2. Toute vertu qui ne diffère pas d'une autre essentiellement, en est une partie. Or la justice en question, d'après le Philosophe « n'est pas une partie de vertu, mais toute vertu » ; la justice ne fait donc qu'un essentiellement avec toutes les vertus.
3. Du fait qu'une vertu ordonne son acte à une fin plus haute, l'habitus n'en est pas diversifié pour autant dans son essence, par exemple l'habitus de tempérance, même si son acte était ordonné au bien divin. Or, c'est le propre de la justice légale d'ordonner les actes de toutes les vertus au bien commun de la multitude, qui l'emporte en valeur sur le bien privé de l'individu. Il apparaît donc que la justice légale se confond essentiellement avec toute autre vertu.
4. Tout le bien de la partie doit pouvoir être ordonné à celui du tout, sous peine d'être vain et inutile. Mais ce qui se conforme à la vertu ne peut être ainsi. Il semble donc qu'il ne puisse y avoir aucun acte d'une vertu qui ne relève de la justice générale, ordonnée au bien commun. Il semble ainsi que la justice légale ne ferait qu'un essentiellement avec les autres vertus.
En sens contraire, le Philosophe nous dit que « beaucoup de gens pensent exercer la vertu dans leurs biens privés, qui ne le peuvent pas lorsqu'il s'agit du bien d'autrui ». Il dit encore que « la vertu d'un homme bon n'est pas purement et simplement la vertu du bon citoyen ». Or la vertu de ce dernier n'est autre que la justice générale qui nous ordonne au bien commun. La justice générale ne se confond donc pas avec la vertu commune ; elles peuvent exister l'une sans l'autre.
Réponse
Le mot « général » s'entend de deux manières. Premièrement, sous forme d'attribution, comme le mot animal attribué à l'homme, au cheval, et à tous les êtres semblables. Dans ce cas, ce qui est général doit s'identifier essentiellement avec les êtres auxquels il est attribué, puisque le genre appartient essentiellement à l'espèce, et entre dans sa définition. Deuxièmement, un être est appelé général au point de vue de sa puissance, telle une cause universelle par rapport à tous ses effets, par exemple le soleil qui illumine ou transforme tous les corps par sa puissance. En ce sens, il n'est pas nécessaire que la puissance générale s'identifie avec les êtres auxquels elle s'étend ; la cause et ses effets n'ont pas la même essence.
C'est précisément dans ce sens, d'après ce qui a été dit plus haut qu'on donne le nom de vertu générale à la justice légale : en tant qu'elle ordonne les actes des autres vertus à sa fin, ce qui revient à les mouvoir par son commandement. De même en effet que la charité peut être qualifiée de vertu générale en tant qu'elle ordonne les actes de toutes les vertus au bien divin, ainsi la justice légale qui ordonne leurs actes au bien commun. Cependant cela n'empêche pas la charité, qui a pour objet propre le bien divin, d'être par essence une vertu spéciale ; pareillement la justice légale demeure une vertu spéciale, du fait qu'elle a pour objet propre le bien commun. Ainsi elle réside dans le prince à titre de principe, dotée d'une qualité architectonique, ne se trouvant chez les sujets que de façon secondaire, comme agents d'exécution.

Entrées de mise en page spatiale
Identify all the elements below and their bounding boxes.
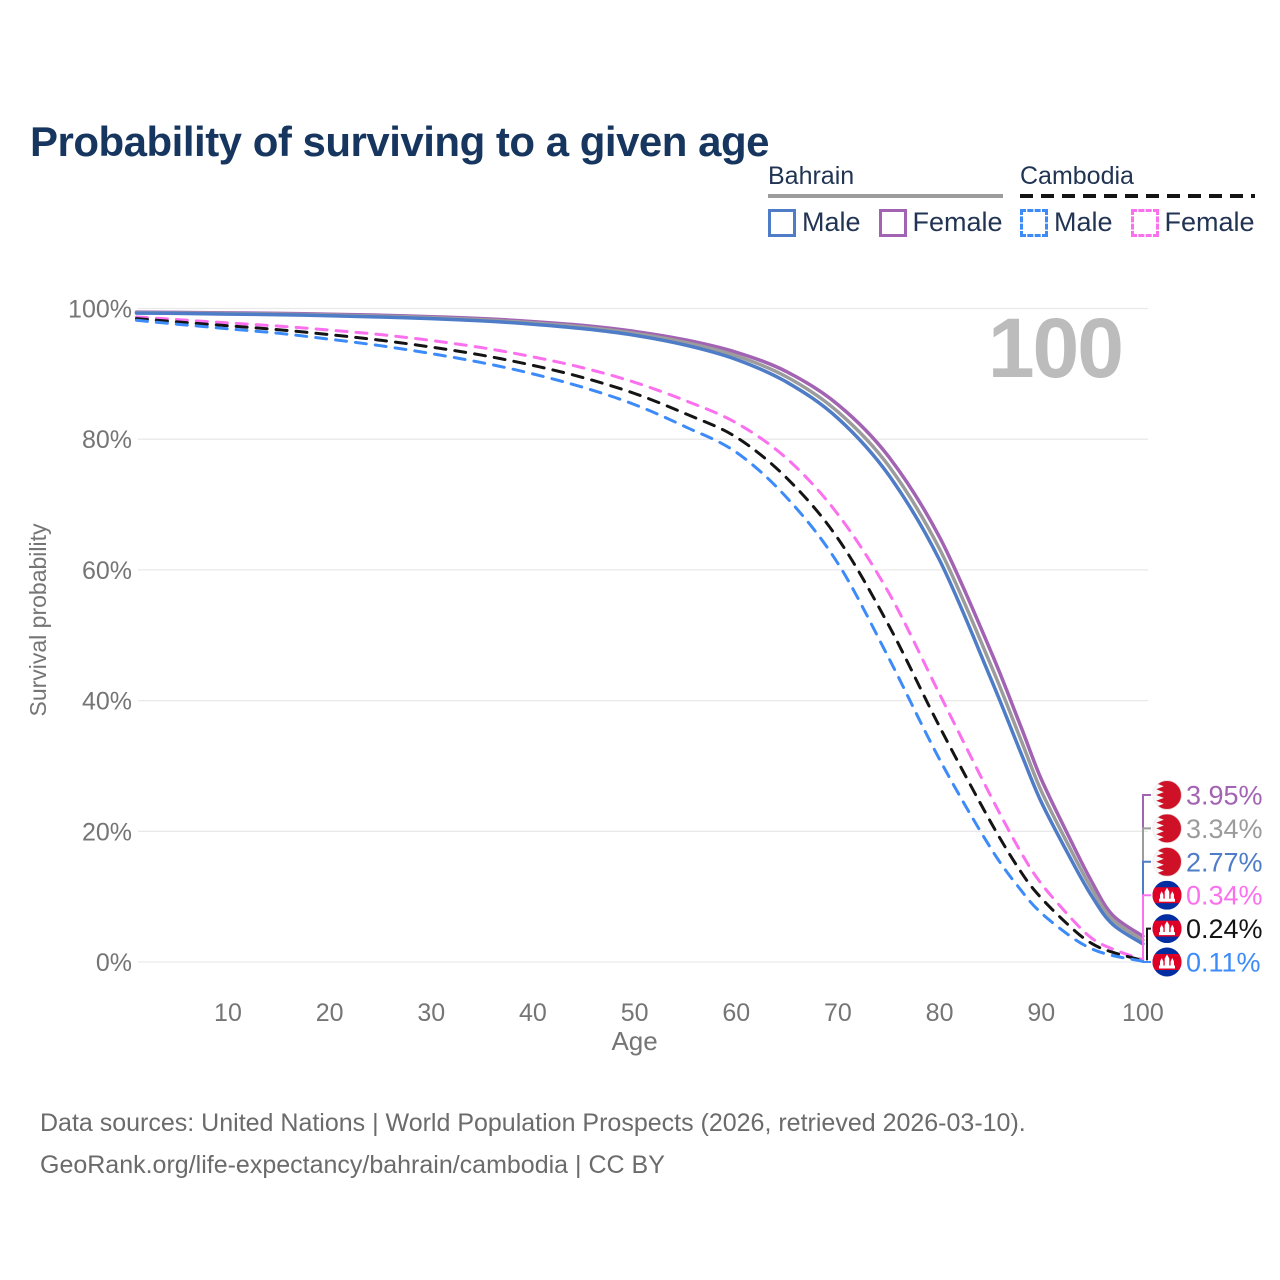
legend-swatch-cambodia-female [1130, 208, 1159, 237]
series-line-bahrain-male[interactable] [134, 311, 1145, 946]
legend-label: Male [1054, 207, 1113, 237]
legend-item-cambodia-male[interactable]: Male [1020, 207, 1113, 238]
series-line-cambodia-male[interactable] [135, 318, 1145, 963]
legend-underline-solid [768, 194, 1003, 198]
y-tick-label: 60% [82, 557, 132, 585]
y-tick-label: 0% [96, 949, 132, 977]
legend-item-bahrain-female[interactable]: Female [878, 207, 1003, 238]
end-label-bahrain-both: 3.34% [1186, 814, 1263, 844]
bahrain-flag-icon [1152, 847, 1182, 877]
x-tick-label: 40 [519, 999, 547, 1027]
leader-line-bahrain-female [1142, 794, 1151, 937]
x-tick-label: 70 [824, 999, 852, 1027]
bahrain-flag-icon [1152, 813, 1182, 843]
y-axis-title: Survival probability [25, 523, 51, 717]
y-tick-label: 20% [82, 818, 132, 846]
x-axis-title: Age [611, 1026, 657, 1056]
end-label-cambodia-both: 0.24% [1186, 914, 1263, 944]
legend-country-bahrain[interactable]: Bahrain [768, 162, 855, 190]
legend-swatch-bahrain-female [878, 208, 907, 237]
footer: Data sources: United Nations | World Pop… [40, 1102, 1026, 1186]
leader-line-cambodia-male [1142, 961, 1151, 963]
cambodia-flag-icon [1152, 914, 1182, 944]
legend-underline-dashed [1020, 194, 1255, 198]
footer-data-sources: Data sources: United Nations | World Pop… [40, 1109, 1026, 1137]
bahrain-flag-icon [1152, 780, 1182, 810]
legend-group-bahrain: Bahrain Male Female [768, 162, 1003, 238]
x-tick-label: 90 [1027, 999, 1055, 1027]
leader-line-cambodia-female [1142, 894, 1151, 960]
legend-label: Female [1164, 207, 1255, 237]
x-tick-label: 20 [316, 999, 344, 1027]
legend-swatch-cambodia-male [1020, 208, 1048, 237]
legend-swatch-bahrain-male [768, 208, 796, 237]
y-tick-label: 80% [82, 426, 132, 454]
end-label-bahrain-male: 2.77% [1186, 847, 1263, 877]
y-tick-label: 40% [82, 688, 132, 716]
end-label-cambodia-male: 0.11% [1186, 948, 1261, 978]
legend-label: Male [802, 207, 861, 237]
end-label-cambodia-female: 0.34% [1186, 881, 1263, 911]
x-tick-label: 100 [1122, 999, 1164, 1027]
y-tick-label: 100% [68, 296, 132, 324]
x-tick-label: 30 [417, 999, 445, 1027]
legend-item-bahrain-male[interactable]: Male [768, 207, 861, 238]
leader-line-bahrain-both [1142, 827, 1151, 941]
legend: Bahrain Male Female Cambodia Male [0, 162, 1280, 242]
x-tick-label: 60 [722, 999, 750, 1027]
end-label-bahrain-female: 3.95% [1186, 781, 1263, 811]
legend-item-cambodia-female[interactable]: Female [1130, 207, 1255, 238]
footer-license-link[interactable]: GeoRank.org/life-expectancy/bahrain/camb… [40, 1151, 665, 1179]
x-tick-label: 50 [621, 999, 649, 1027]
x-tick-label: 10 [214, 999, 242, 1027]
legend-label: Female [912, 207, 1003, 237]
cambodia-flag-icon [1152, 880, 1182, 910]
page-title: Probability of surviving to a given age [30, 118, 769, 166]
x-tick-label: 80 [926, 999, 954, 1027]
leader-line-cambodia-both [1146, 927, 1151, 961]
series-line-cambodia-both[interactable] [135, 317, 1145, 962]
cambodia-flag-icon [1152, 947, 1182, 977]
hover-age-indicator: 100 [988, 301, 1122, 395]
legend-group-cambodia: Cambodia Male Female [1020, 162, 1255, 238]
legend-country-cambodia[interactable]: Cambodia [1020, 162, 1134, 190]
series-line-cambodia-female[interactable] [135, 315, 1145, 962]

# Votre consigne
Citez le texte sur la justice légale depuis « 4. Tout le bien » jusqu'à « l'une sans l'autre. », ces deux passages compris. Vous n'avez pas besoin des enregistrements.

# Votre réponse
4. Tout le bien de la partie doit pouvoir être ordonné à celui du tout, sous peine d'être vain et inutile. Mais ce qui se conforme à la vertu ne peut être ainsi. Il semble donc qu'il ne puisse y avoir aucun acte d'une vertu qui ne relève de la justice générale, ordonnée au bien commun. Il semble ainsi que la justice légale ne ferait qu'un essentiellement avec les autres vertus.
En sens contraire, le Philosophe nous dit que « beaucoup de gens pensent exercer la vertu dans leurs biens privés, qui ne le peuvent pas lorsqu'il s'agit du bien d'autrui ». Il dit encore que « la vertu d'un homme bon n'est pas purement et simplement la vertu du bon citoyen ». Or la vertu de ce dernier n'est autre que la justice générale qui nous ordonne au bien commun. La justice générale ne se confond donc pas avec la vertu commune ; elles peuvent exister l'une sans l'autre.